= EXERCISE GOAL =
Check the listing below line by line and report how many lines hold "тонн", with no other words.

= PROVIDED DATA =

•••

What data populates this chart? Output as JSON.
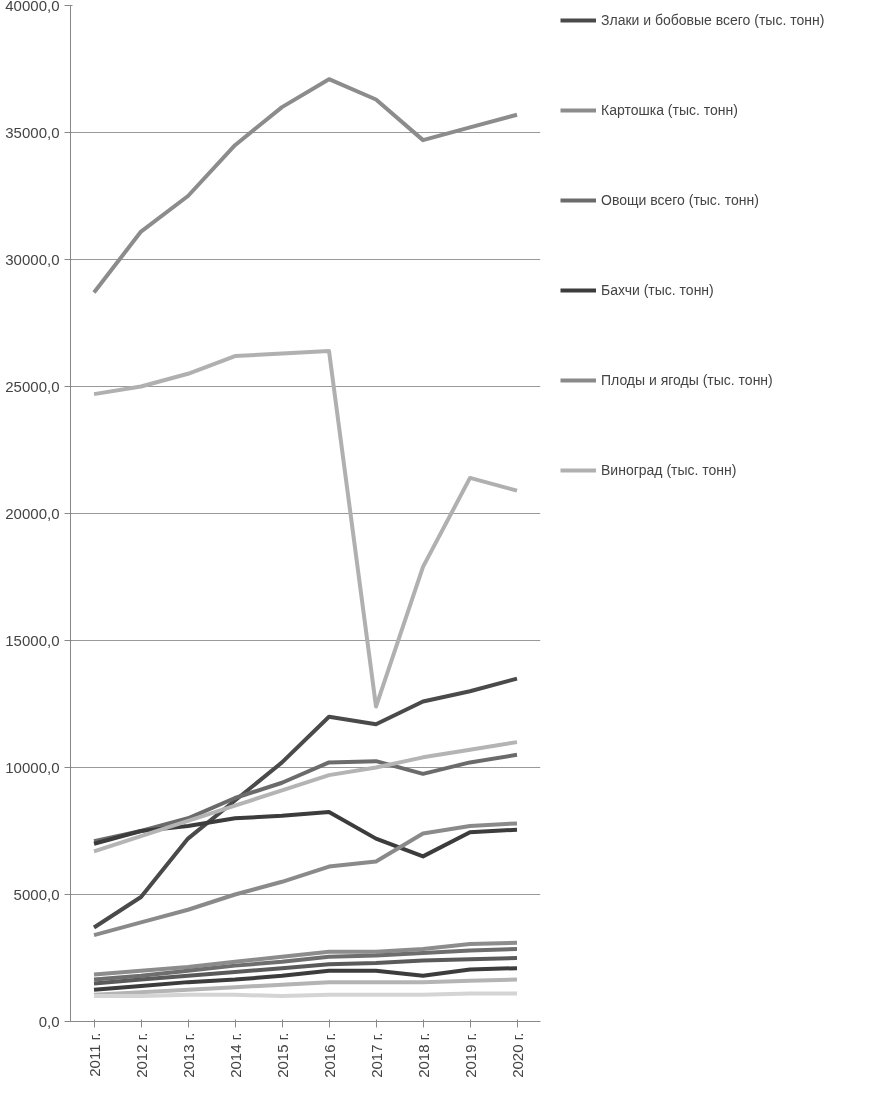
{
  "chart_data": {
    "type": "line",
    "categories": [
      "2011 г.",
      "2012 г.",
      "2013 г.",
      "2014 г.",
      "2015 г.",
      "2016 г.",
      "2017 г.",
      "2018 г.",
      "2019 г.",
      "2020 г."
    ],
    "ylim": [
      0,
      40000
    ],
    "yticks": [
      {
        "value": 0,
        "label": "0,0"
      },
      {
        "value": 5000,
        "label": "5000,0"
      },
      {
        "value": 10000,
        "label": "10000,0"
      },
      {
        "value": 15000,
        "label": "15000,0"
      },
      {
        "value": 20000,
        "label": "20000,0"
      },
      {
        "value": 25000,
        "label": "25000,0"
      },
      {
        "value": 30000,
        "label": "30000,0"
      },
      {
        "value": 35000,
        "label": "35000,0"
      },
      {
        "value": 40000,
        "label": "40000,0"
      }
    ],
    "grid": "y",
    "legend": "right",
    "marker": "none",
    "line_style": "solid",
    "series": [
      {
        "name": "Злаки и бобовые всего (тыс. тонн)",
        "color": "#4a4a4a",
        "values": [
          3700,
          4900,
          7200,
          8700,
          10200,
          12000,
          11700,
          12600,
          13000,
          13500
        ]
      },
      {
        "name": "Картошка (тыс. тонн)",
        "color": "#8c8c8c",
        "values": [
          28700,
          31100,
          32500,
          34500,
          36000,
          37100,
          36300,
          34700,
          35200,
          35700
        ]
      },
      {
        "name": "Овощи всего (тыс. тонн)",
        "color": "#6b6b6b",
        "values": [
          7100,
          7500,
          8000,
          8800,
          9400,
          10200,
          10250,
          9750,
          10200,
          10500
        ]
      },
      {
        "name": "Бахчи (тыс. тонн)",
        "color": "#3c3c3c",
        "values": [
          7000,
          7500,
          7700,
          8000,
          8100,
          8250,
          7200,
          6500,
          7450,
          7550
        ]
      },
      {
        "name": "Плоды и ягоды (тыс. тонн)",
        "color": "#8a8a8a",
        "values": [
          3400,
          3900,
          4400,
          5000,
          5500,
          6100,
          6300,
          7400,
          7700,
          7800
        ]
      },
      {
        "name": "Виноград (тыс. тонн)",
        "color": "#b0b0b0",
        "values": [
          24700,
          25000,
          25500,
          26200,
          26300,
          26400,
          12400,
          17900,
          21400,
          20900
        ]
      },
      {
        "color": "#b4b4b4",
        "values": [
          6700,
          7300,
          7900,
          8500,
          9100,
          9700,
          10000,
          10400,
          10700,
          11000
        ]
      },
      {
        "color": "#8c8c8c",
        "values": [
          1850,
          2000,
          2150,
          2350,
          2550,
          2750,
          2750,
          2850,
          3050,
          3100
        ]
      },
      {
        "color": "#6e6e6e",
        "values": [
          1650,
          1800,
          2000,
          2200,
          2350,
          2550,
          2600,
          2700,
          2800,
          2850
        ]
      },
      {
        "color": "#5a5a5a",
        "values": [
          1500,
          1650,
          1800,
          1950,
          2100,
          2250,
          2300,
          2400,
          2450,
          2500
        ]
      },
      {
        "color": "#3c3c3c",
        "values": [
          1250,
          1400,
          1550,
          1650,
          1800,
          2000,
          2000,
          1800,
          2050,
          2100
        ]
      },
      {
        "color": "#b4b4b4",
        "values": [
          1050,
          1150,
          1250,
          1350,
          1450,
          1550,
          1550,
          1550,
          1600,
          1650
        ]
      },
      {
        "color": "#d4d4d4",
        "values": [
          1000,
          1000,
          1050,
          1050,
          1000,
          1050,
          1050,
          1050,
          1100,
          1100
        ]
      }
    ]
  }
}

•••

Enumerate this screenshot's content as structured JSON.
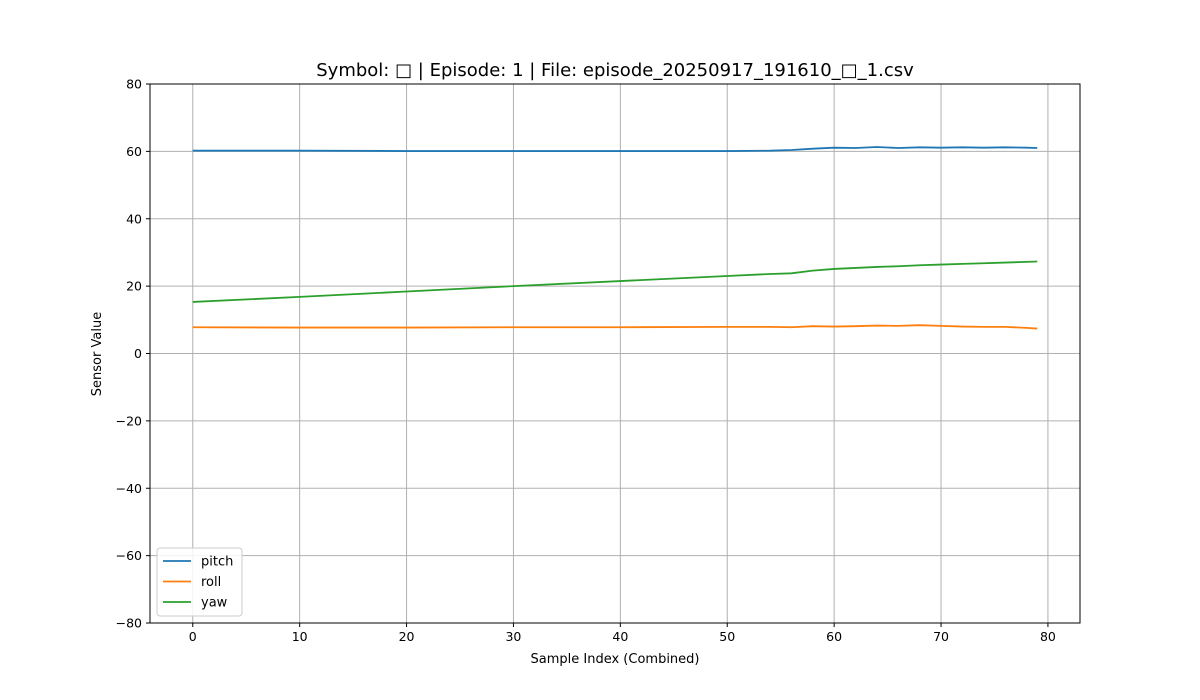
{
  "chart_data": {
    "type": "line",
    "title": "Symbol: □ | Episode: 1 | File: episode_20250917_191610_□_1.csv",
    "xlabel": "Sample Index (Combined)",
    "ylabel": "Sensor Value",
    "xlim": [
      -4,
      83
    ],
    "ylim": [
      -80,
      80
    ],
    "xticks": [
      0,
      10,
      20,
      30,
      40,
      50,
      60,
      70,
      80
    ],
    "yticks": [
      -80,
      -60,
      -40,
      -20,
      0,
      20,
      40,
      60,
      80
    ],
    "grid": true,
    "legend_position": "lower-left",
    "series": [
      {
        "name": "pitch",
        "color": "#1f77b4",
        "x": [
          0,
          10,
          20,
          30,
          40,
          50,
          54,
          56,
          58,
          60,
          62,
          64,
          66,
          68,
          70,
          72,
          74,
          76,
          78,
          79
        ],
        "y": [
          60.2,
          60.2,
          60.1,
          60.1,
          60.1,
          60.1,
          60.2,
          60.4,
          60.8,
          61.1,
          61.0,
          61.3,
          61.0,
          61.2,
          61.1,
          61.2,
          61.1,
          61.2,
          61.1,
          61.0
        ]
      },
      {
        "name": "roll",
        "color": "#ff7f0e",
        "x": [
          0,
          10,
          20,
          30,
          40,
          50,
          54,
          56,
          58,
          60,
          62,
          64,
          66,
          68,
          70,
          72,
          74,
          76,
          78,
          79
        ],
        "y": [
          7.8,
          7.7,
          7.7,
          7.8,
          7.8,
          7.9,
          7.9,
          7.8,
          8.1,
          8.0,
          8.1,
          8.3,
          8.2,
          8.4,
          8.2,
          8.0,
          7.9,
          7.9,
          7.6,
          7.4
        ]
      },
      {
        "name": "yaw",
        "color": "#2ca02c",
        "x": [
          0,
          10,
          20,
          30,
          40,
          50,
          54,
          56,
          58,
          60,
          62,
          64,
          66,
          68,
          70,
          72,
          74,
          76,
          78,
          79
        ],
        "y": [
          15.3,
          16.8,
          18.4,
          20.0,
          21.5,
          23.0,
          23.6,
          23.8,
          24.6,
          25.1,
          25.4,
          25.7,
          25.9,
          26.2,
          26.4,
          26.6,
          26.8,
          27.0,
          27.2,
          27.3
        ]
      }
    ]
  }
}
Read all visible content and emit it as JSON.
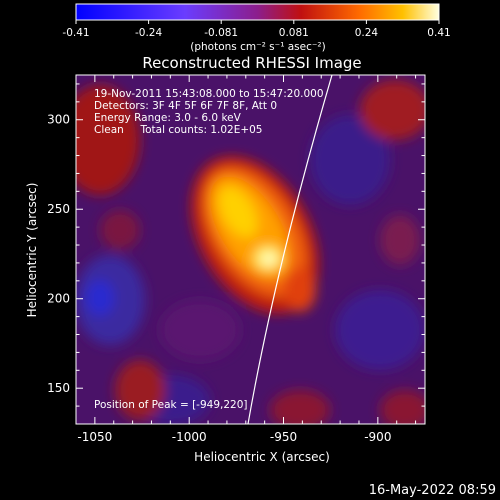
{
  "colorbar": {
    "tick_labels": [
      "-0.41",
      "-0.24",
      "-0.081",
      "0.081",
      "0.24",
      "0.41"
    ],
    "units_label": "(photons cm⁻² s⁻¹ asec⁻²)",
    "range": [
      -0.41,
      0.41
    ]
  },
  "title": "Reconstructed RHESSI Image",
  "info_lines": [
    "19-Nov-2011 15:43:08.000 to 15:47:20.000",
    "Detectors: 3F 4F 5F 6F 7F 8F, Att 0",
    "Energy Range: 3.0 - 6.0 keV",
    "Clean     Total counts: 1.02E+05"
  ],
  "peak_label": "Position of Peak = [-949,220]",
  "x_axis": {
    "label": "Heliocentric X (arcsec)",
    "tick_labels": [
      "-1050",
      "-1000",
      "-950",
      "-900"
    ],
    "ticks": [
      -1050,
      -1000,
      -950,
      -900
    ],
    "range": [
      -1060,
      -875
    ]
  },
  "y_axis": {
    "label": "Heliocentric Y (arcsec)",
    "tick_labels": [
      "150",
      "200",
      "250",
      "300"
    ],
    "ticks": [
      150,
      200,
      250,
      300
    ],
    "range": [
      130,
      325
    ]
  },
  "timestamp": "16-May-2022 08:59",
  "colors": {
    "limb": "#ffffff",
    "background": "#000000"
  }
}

•••

= ANSWER BELOW =
6